:: 本文抜粋 ::
--------

公益社団法人日本柔道整復師会・長尾淳彦学術教育部長は〝柔道整復師は、骨折・脱臼の施術にこそその存在価値があると考えている。それを基本に、捻挫・打撲の施術、そして機能訓練指導員やケアマネジャーといった介護分野にも参入できる。骨折・脱臼の整復・固定技術を手放してはならないということで、この「匠の技 伝承」プロジェクトが始動した。10年をかけて、日本全国の接骨院でいつでもどこでもどなたでも、骨折・脱臼の施術ができる体制を整えることを目指している。今回参加されている先生方には、技術や知識を向上させるだけではなく、他の施術者や養成校の学生、あるいは地域の患者に対し匠の技の趣旨を伝えていただくことで、より我々柔道整復師についての社会的理解も深まると思う〟と趣旨説明を行った。さらに、〝今回は第3回目の指導者養成講習会となるが、2022年度はコロナ収束状況によるが、できるだけ対面で匠の技を学んでいただければと考えている。指導者候補の皆さんは、自分が指導者となったときに、どのように技術を伝えていくかを考えながら受けてほしい〟と語った。


整復・固定施術技術実習

講師:森川伸治 氏

森川氏は〝一人で行っている接骨院が多いことを考慮し、ひとり整復を想定して行う。患者は仰臥位になり、膝関節を45度屈曲する。右外果骨折の場合は、右手で中足部を支えながら左手で踵骨を把持して長軸に対して対抗牽引する。足関節はゼロ度(自然位)にて回外する。長軸牽引しつつ、外果に母指球を当てて直圧を加えながら整復する。整復後は、持続牽引をかけたまま金属副子を足関節に当てる。足趾はMPまでとし、指を動かせるようにする。踵骨に金属副子が当たらないように注意することと、外返しの肢位を維持して固定することが重要。後療しやすいよう、まずは中足部の固定を行う。中枢側も固定した後、湿布をして足部の固定を行う。足関節はさらに厚紙固定を行う。厚紙を金属副子の内側で使用するか外側で使用するかは、下腿の太さによって臨機応変に対応すること。包帯はずり落ちないよう、らせん帯、折転帯、麦穂帯を状況に応じて使い分け、患部が動揺しないように落ち着いて固定する。固定後は踵骨が少し浮いた状態になっているようにする〟と詳細に解説した。

--------

:: 演習データ ::
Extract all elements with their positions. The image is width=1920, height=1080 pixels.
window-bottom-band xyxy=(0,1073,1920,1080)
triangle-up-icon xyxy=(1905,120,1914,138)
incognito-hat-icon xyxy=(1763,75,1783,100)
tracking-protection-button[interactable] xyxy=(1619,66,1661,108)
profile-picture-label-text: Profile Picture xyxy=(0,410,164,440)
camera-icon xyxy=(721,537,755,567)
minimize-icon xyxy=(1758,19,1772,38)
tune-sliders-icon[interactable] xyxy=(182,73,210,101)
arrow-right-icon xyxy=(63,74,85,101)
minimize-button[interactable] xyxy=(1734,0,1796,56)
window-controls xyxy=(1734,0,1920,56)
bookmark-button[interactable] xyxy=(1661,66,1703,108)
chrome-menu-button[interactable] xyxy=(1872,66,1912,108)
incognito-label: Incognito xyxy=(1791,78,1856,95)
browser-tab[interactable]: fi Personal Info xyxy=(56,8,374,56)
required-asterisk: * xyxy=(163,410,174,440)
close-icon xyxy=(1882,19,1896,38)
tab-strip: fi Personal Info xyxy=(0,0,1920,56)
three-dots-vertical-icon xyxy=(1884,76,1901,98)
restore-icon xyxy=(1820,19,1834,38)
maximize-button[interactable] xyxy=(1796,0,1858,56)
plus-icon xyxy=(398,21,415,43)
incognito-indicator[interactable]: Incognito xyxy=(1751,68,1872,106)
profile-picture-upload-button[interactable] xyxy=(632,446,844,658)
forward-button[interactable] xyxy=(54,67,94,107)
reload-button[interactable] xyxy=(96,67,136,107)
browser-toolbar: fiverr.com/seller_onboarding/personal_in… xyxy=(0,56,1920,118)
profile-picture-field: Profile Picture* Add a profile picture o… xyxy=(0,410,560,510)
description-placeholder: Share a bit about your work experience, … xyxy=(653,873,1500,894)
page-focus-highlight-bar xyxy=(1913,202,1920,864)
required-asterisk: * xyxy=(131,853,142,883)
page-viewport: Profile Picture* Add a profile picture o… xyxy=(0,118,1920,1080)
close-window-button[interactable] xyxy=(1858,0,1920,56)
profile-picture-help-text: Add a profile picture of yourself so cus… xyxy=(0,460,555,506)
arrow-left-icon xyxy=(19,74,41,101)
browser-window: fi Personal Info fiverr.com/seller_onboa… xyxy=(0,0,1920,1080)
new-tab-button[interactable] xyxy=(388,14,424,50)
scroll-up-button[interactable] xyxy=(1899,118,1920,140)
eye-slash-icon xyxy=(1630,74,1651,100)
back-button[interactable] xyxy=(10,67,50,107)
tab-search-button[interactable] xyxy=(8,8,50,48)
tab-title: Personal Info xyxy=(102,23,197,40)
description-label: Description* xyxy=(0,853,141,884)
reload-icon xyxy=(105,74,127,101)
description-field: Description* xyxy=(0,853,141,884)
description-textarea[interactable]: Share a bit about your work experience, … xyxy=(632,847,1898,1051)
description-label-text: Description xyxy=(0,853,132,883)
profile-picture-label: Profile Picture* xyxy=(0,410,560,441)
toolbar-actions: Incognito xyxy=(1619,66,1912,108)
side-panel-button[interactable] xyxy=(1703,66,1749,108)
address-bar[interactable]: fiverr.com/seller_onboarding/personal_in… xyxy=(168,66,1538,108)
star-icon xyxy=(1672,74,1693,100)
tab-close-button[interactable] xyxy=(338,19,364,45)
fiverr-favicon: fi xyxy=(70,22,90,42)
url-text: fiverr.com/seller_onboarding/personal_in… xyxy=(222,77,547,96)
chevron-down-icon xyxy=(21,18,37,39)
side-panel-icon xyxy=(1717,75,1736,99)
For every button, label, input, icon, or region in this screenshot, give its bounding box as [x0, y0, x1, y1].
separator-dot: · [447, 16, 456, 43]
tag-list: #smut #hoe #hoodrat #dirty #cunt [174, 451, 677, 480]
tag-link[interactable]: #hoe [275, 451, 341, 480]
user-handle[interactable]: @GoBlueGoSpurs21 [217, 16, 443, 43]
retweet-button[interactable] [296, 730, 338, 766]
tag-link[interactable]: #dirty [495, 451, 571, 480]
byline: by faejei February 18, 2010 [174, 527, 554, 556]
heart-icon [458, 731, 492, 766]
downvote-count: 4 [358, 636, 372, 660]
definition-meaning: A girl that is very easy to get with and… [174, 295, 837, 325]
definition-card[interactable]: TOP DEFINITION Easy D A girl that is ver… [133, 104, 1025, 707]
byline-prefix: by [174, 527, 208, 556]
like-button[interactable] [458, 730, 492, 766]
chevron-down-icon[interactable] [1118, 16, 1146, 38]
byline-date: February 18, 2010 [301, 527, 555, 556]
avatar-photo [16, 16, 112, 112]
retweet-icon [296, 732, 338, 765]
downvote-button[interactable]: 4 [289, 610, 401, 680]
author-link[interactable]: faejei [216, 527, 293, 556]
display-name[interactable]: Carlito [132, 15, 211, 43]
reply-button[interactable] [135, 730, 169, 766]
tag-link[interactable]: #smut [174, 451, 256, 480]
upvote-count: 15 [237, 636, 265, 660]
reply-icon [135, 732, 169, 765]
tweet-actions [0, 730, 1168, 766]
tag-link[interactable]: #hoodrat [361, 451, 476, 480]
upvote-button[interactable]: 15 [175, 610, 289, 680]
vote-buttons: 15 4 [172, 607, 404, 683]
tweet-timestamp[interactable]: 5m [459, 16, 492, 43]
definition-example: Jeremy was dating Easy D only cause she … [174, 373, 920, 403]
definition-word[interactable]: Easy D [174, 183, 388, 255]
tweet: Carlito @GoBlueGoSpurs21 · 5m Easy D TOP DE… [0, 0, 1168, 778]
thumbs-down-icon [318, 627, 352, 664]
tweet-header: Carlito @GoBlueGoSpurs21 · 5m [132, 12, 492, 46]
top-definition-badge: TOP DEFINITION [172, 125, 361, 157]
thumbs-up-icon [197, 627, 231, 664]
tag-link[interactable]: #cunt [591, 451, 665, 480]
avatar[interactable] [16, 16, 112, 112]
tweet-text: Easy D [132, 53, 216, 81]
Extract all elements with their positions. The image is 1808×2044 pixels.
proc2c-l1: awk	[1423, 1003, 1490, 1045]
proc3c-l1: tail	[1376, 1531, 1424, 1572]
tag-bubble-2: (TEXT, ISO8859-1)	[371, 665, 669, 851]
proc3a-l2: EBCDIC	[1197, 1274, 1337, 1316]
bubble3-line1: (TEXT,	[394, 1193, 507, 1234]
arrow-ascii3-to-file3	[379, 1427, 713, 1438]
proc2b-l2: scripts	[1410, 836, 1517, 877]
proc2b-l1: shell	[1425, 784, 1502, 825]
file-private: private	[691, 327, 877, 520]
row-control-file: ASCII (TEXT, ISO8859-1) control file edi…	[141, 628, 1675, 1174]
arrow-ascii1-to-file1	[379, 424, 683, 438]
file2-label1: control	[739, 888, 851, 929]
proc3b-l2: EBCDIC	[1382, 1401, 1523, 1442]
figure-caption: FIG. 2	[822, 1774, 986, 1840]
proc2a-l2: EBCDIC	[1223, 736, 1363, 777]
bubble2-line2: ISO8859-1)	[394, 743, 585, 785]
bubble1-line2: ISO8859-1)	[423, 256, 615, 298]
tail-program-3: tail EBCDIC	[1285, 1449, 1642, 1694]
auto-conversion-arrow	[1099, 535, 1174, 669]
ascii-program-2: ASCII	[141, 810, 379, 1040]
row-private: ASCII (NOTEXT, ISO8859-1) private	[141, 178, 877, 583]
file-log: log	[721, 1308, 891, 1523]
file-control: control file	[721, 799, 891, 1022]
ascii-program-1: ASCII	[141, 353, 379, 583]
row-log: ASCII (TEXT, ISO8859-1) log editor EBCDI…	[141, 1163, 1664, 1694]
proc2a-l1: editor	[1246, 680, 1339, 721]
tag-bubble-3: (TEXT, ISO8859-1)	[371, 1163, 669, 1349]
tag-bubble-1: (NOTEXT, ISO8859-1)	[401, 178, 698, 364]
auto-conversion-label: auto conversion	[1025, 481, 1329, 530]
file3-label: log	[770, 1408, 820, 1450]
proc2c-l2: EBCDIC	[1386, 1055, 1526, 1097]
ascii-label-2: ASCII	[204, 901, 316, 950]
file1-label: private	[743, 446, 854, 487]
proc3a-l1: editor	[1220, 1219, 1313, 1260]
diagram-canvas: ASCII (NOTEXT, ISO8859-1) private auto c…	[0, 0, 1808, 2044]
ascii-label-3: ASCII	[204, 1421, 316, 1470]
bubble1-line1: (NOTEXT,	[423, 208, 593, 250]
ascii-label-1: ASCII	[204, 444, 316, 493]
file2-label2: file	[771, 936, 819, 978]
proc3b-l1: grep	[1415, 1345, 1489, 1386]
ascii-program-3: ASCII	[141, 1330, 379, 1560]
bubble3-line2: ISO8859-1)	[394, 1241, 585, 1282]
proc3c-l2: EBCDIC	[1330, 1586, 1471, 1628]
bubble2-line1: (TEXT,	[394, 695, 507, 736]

--------

:: 作業指示 ::
A: 柔道整復講習会の本文をもとに、次の問いに答えよ。
(i) 「匠の技 伝承」プロジェクトは、骨折・脱臼の施術ができる体制を何年かけて整えることを目指しているか。
(ii) 今回の指導者養成講習会は第何回目か。
(iii) 森川氏の実習では、仰臥位の患者の膝関節を何度屈曲させるか。
B: 柔道整復講習会の本文について、最後の文の後に続く部分を書き進めよ。

:: 解答例 ::
A:
(i) 10年
(ii) 第3回目
(iii) 45度

B:
続いて各都道府県参加者による整復・固定実技に移った。森川氏は各参加者の実技の様子をじっくりチェックし〝伸展位で整復・固定すると隙間が空いてしまうので、膝関節は必ず45度屈曲位にて行う。牽引する際には踵骨より上を把持すると痛みが出る可能性があるので注意すること。牽引後は即直圧するのではなく、持続して牽引することも重要。踵骨アーチは大きく取りすぎると隙間が空きすぎて固定力がなくなってしまうので注意すること〟等、指導を行った。

超音波観察装置・操作技術編

講師:佐藤和伸 氏

佐藤氏は〝向かって左が中枢、右が末梢となるよう描出する。腫脹が強い場合はエコーゼリーは少なめで良いが、健常の足関節を観察する場合は凹凸が非常に激しいため、エコーゼリーは多めに使用する。まず腓骨下端から長軸走査を行う。線状高エコーとして1本の線のように表示されるようにする。次に短軸走査を行う。腓骨、腓骨筋腱から横に切るようにプローブを中枢から末梢まで移動する。骨折があることを想定して、後上方から前下方へ移動すると骨折の転位状況がよくわかる。骨折している部分は段差が生じるため、どの程度の段差があるのか、あるいは横方向に末梢骨片が同移動しているのかを観察できる。末梢に行くにつれて腓骨が扇型に広がっていく。左に腓骨、右に距骨が描出される。腓骨を中心にピボット走査(扇形にプローブを動かす)を行うと、前距腓靭帯が描出される〟と手順を説明。

各都道府県参加者による実技では、〝前距腓靭帯は薄くて描出しにくい人もいるが、プローブを左手に持ち、右手の第3・4・5指で踵骨を把持し、第一指で前方から後方に押し込むようにして関節にストレスをかけると描出しやすくなる。損傷の状態等が非常によくわかるのでぜひ練習していただきたい〟と具体的にアドバイスを行った。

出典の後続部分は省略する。